Exercise instructions: From the entries that follow, list every line in which the string "Preferences" appears.
[start Records provided]
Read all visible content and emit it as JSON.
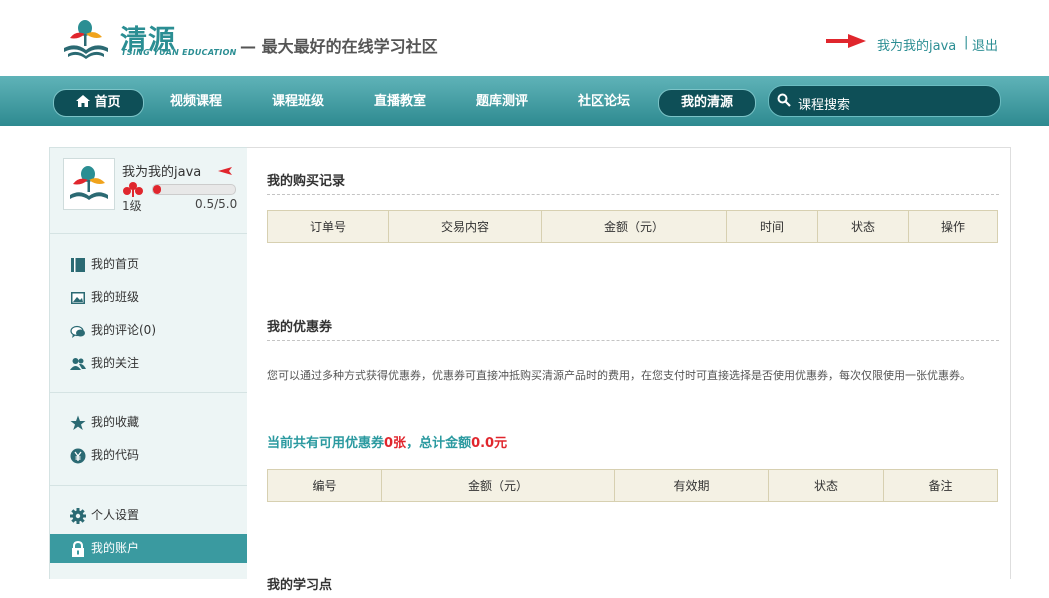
{
  "header": {
    "logo_title": "清源",
    "logo_sub": "TSING YUAN EDUCATION",
    "slogan": "— 最大最好的在线学习社区",
    "username": "我为我的java",
    "separator": "|",
    "logout": "退出"
  },
  "nav": {
    "items": [
      {
        "label": "首页",
        "active": true
      },
      {
        "label": "视频课程"
      },
      {
        "label": "课程班级"
      },
      {
        "label": "直播教室"
      },
      {
        "label": "题库测评"
      },
      {
        "label": "社区论坛"
      },
      {
        "label": "我的清源",
        "active": true
      }
    ],
    "search_placeholder": "课程搜索"
  },
  "profile": {
    "name": "我为我的java",
    "level": "1级",
    "score": "0.5/5.0",
    "progress": 0.1
  },
  "sidebar": {
    "group1": [
      {
        "label": "我的首页",
        "icon": "book-icon"
      },
      {
        "label": "我的班级",
        "icon": "image-icon"
      },
      {
        "label": "我的评论(0)",
        "icon": "comment-icon"
      },
      {
        "label": "我的关注",
        "icon": "users-icon"
      }
    ],
    "group2": [
      {
        "label": "我的收藏",
        "icon": "star-icon"
      },
      {
        "label": "我的代码",
        "icon": "yen-icon"
      }
    ],
    "group3": [
      {
        "label": "个人设置",
        "icon": "gear-icon"
      },
      {
        "label": "我的账户",
        "icon": "lock-icon",
        "active": true
      }
    ]
  },
  "purchases": {
    "title": "我的购买记录",
    "columns": [
      "订单号",
      "交易内容",
      "金额（元）",
      "时间",
      "状态",
      "操作"
    ]
  },
  "coupons": {
    "title": "我的优惠券",
    "description": "您可以通过多种方式获得优惠券，优惠券可直接冲抵购买清源产品时的费用，在您支付时可直接选择是否使用优惠券，每次仅限使用一张优惠券。",
    "summary_prefix": "当前共有可用优惠券",
    "count": "0张",
    "summary_mid": "，总计金额",
    "amount": "0.0元",
    "columns": [
      "编号",
      "金额（元）",
      "有效期",
      "状态",
      "备注"
    ]
  },
  "points": {
    "title": "我的学习点"
  },
  "colors": {
    "brand": "#2b8e93",
    "nav_dark": "#0e4f57",
    "accent_red": "#e0262d",
    "table_header": "#f4f1e4"
  }
}
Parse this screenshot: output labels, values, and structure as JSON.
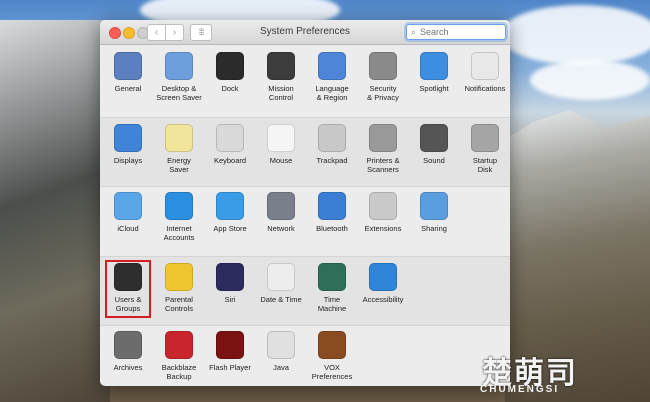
{
  "window": {
    "title": "System Preferences"
  },
  "search": {
    "placeholder": "Search"
  },
  "rows": [
    [
      {
        "label": "General",
        "icon": "general-icon",
        "color": "#5b7fbf"
      },
      {
        "label": "Desktop &\nScreen Saver",
        "icon": "desktop-screensaver-icon",
        "color": "#6d9fdc"
      },
      {
        "label": "Dock",
        "icon": "dock-icon",
        "color": "#2b2b2b"
      },
      {
        "label": "Mission\nControl",
        "icon": "mission-control-icon",
        "color": "#3c3c3c"
      },
      {
        "label": "Language\n& Region",
        "icon": "language-region-icon",
        "color": "#4d86d6"
      },
      {
        "label": "Security\n& Privacy",
        "icon": "security-privacy-icon",
        "color": "#8a8a8a"
      },
      {
        "label": "Spotlight",
        "icon": "spotlight-icon",
        "color": "#3c8fe0"
      },
      {
        "label": "Notifications",
        "icon": "notifications-icon",
        "color": "#e8e8e8"
      }
    ],
    [
      {
        "label": "Displays",
        "icon": "displays-icon",
        "color": "#3f84d6"
      },
      {
        "label": "Energy\nSaver",
        "icon": "energy-saver-icon",
        "color": "#f2e49a"
      },
      {
        "label": "Keyboard",
        "icon": "keyboard-icon",
        "color": "#d9d9d9"
      },
      {
        "label": "Mouse",
        "icon": "mouse-icon",
        "color": "#f5f5f5"
      },
      {
        "label": "Trackpad",
        "icon": "trackpad-icon",
        "color": "#c8c8c8"
      },
      {
        "label": "Printers &\nScanners",
        "icon": "printer-icon",
        "color": "#9a9a9a"
      },
      {
        "label": "Sound",
        "icon": "sound-icon",
        "color": "#555555"
      },
      {
        "label": "Startup\nDisk",
        "icon": "startup-disk-icon",
        "color": "#a5a5a5"
      }
    ],
    [
      {
        "label": "iCloud",
        "icon": "icloud-icon",
        "color": "#5aa6e8"
      },
      {
        "label": "Internet\nAccounts",
        "icon": "internet-accounts-icon",
        "color": "#2a8fe0"
      },
      {
        "label": "App Store",
        "icon": "app-store-icon",
        "color": "#3a9be6"
      },
      {
        "label": "Network",
        "icon": "network-icon",
        "color": "#7a7f8c"
      },
      {
        "label": "Bluetooth",
        "icon": "bluetooth-icon",
        "color": "#3b7fd4"
      },
      {
        "label": "Extensions",
        "icon": "extensions-icon",
        "color": "#c9c9c9"
      },
      {
        "label": "Sharing",
        "icon": "sharing-icon",
        "color": "#5a9ee0"
      }
    ],
    [
      {
        "label": "Users &\nGroups",
        "icon": "users-groups-icon",
        "color": "#2e2e2e"
      },
      {
        "label": "Parental\nControls",
        "icon": "parental-controls-icon",
        "color": "#f0c62e"
      },
      {
        "label": "Siri",
        "icon": "siri-icon",
        "color": "#2b2b5e"
      },
      {
        "label": "Date & Time",
        "icon": "date-time-icon",
        "color": "#ededed"
      },
      {
        "label": "Time\nMachine",
        "icon": "time-machine-icon",
        "color": "#2f6f5a"
      },
      {
        "label": "Accessibility",
        "icon": "accessibility-icon",
        "color": "#2f86d8"
      }
    ],
    [
      {
        "label": "Archives",
        "icon": "archives-icon",
        "color": "#6c6c6c"
      },
      {
        "label": "Backblaze\nBackup",
        "icon": "backblaze-icon",
        "color": "#c8262c"
      },
      {
        "label": "Flash Player",
        "icon": "flash-player-icon",
        "color": "#7a1212"
      },
      {
        "label": "Java",
        "icon": "java-icon",
        "color": "#e0e0e0"
      },
      {
        "label": "VOX Preferences",
        "icon": "vox-icon",
        "color": "#8a4a22"
      }
    ]
  ],
  "watermark": {
    "main": "楚萌司",
    "sub": "CHUMENGSI"
  }
}
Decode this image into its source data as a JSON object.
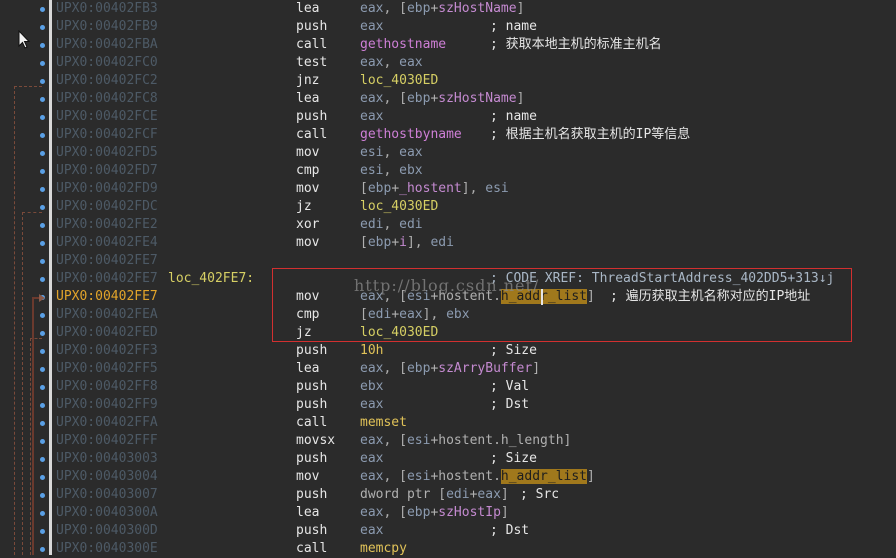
{
  "disassembly": {
    "rows": [
      {
        "address": "UPX0:00402FB3",
        "label": "",
        "mnemonic": "lea",
        "operands": "eax, [ebp+szHostName]",
        "comment": ""
      },
      {
        "address": "UPX0:00402FB9",
        "label": "",
        "mnemonic": "push",
        "operands": "eax",
        "comment": "; name"
      },
      {
        "address": "UPX0:00402FBA",
        "label": "",
        "mnemonic": "call",
        "operands": "gethostname",
        "comment": "; 获取本地主机的标准主机名"
      },
      {
        "address": "UPX0:00402FC0",
        "label": "",
        "mnemonic": "test",
        "operands": "eax, eax",
        "comment": ""
      },
      {
        "address": "UPX0:00402FC2",
        "label": "",
        "mnemonic": "jnz",
        "operands": "loc_4030ED",
        "comment": ""
      },
      {
        "address": "UPX0:00402FC8",
        "label": "",
        "mnemonic": "lea",
        "operands": "eax, [ebp+szHostName]",
        "comment": ""
      },
      {
        "address": "UPX0:00402FCE",
        "label": "",
        "mnemonic": "push",
        "operands": "eax",
        "comment": "; name"
      },
      {
        "address": "UPX0:00402FCF",
        "label": "",
        "mnemonic": "call",
        "operands": "gethostbyname",
        "comment": "; 根据主机名获取主机的IP等信息"
      },
      {
        "address": "UPX0:00402FD5",
        "label": "",
        "mnemonic": "mov",
        "operands": "esi, eax",
        "comment": ""
      },
      {
        "address": "UPX0:00402FD7",
        "label": "",
        "mnemonic": "cmp",
        "operands": "esi, ebx",
        "comment": ""
      },
      {
        "address": "UPX0:00402FD9",
        "label": "",
        "mnemonic": "mov",
        "operands": "[ebp+_hostent], esi",
        "comment": ""
      },
      {
        "address": "UPX0:00402FDC",
        "label": "",
        "mnemonic": "jz",
        "operands": "loc_4030ED",
        "comment": ""
      },
      {
        "address": "UPX0:00402FE2",
        "label": "",
        "mnemonic": "xor",
        "operands": "edi, edi",
        "comment": ""
      },
      {
        "address": "UPX0:00402FE4",
        "label": "",
        "mnemonic": "mov",
        "operands": "[ebp+i], edi",
        "comment": ""
      },
      {
        "address": "UPX0:00402FE7",
        "label": "",
        "mnemonic": "",
        "operands": "",
        "comment": ""
      },
      {
        "address": "UPX0:00402FE7",
        "label": "loc_402FE7:",
        "mnemonic": "",
        "operands": "",
        "comment": "; CODE XREF: ThreadStartAddress_402DD5+313↓j"
      },
      {
        "address": "UPX0:00402FE7",
        "label": "",
        "mnemonic": "mov",
        "operands": "eax, [esi+hostent.h_addr_list]",
        "comment": "; 遍历获取主机名称对应的IP地址"
      },
      {
        "address": "UPX0:00402FEA",
        "label": "",
        "mnemonic": "cmp",
        "operands": "[edi+eax], ebx",
        "comment": ""
      },
      {
        "address": "UPX0:00402FED",
        "label": "",
        "mnemonic": "jz",
        "operands": "loc_4030ED",
        "comment": ""
      },
      {
        "address": "UPX0:00402FF3",
        "label": "",
        "mnemonic": "push",
        "operands": "10h",
        "comment": "; Size"
      },
      {
        "address": "UPX0:00402FF5",
        "label": "",
        "mnemonic": "lea",
        "operands": "eax, [ebp+szArryBuffer]",
        "comment": ""
      },
      {
        "address": "UPX0:00402FF8",
        "label": "",
        "mnemonic": "push",
        "operands": "ebx",
        "comment": "; Val"
      },
      {
        "address": "UPX0:00402FF9",
        "label": "",
        "mnemonic": "push",
        "operands": "eax",
        "comment": "; Dst"
      },
      {
        "address": "UPX0:00402FFA",
        "label": "",
        "mnemonic": "call",
        "operands": "memset",
        "comment": ""
      },
      {
        "address": "UPX0:00402FFF",
        "label": "",
        "mnemonic": "movsx",
        "operands": "eax, [esi+hostent.h_length]",
        "comment": ""
      },
      {
        "address": "UPX0:00403003",
        "label": "",
        "mnemonic": "push",
        "operands": "eax",
        "comment": "; Size"
      },
      {
        "address": "UPX0:00403004",
        "label": "",
        "mnemonic": "mov",
        "operands": "eax, [esi+hostent.h_addr_list]",
        "comment": ""
      },
      {
        "address": "UPX0:00403007",
        "label": "",
        "mnemonic": "push",
        "operands": "dword ptr [edi+eax]",
        "comment": "; Src"
      },
      {
        "address": "UPX0:0040300A",
        "label": "",
        "mnemonic": "lea",
        "operands": "eax, [ebp+szHostIp]",
        "comment": ""
      },
      {
        "address": "UPX0:0040300D",
        "label": "",
        "mnemonic": "push",
        "operands": "eax",
        "comment": "; Dst"
      },
      {
        "address": "UPX0:0040300E",
        "label": "",
        "mnemonic": "call",
        "operands": "memcpy",
        "comment": ""
      }
    ],
    "current_address_index": 16,
    "highlight_token": "h_addr_list"
  },
  "watermark": "http://blog.csdn.net/",
  "colors": {
    "background": "#2b2b2b",
    "address": "#4d5a66",
    "current_address": "#e2a42a",
    "label": "#d6cf64",
    "highlight": "#a0781c",
    "selection_box": "#d23030",
    "breakpoint_dot": "#5aa0e6"
  }
}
[end Records provided]
Solution to this problem:
    "title": "System Preferences"
        "label": "VOX Preferences",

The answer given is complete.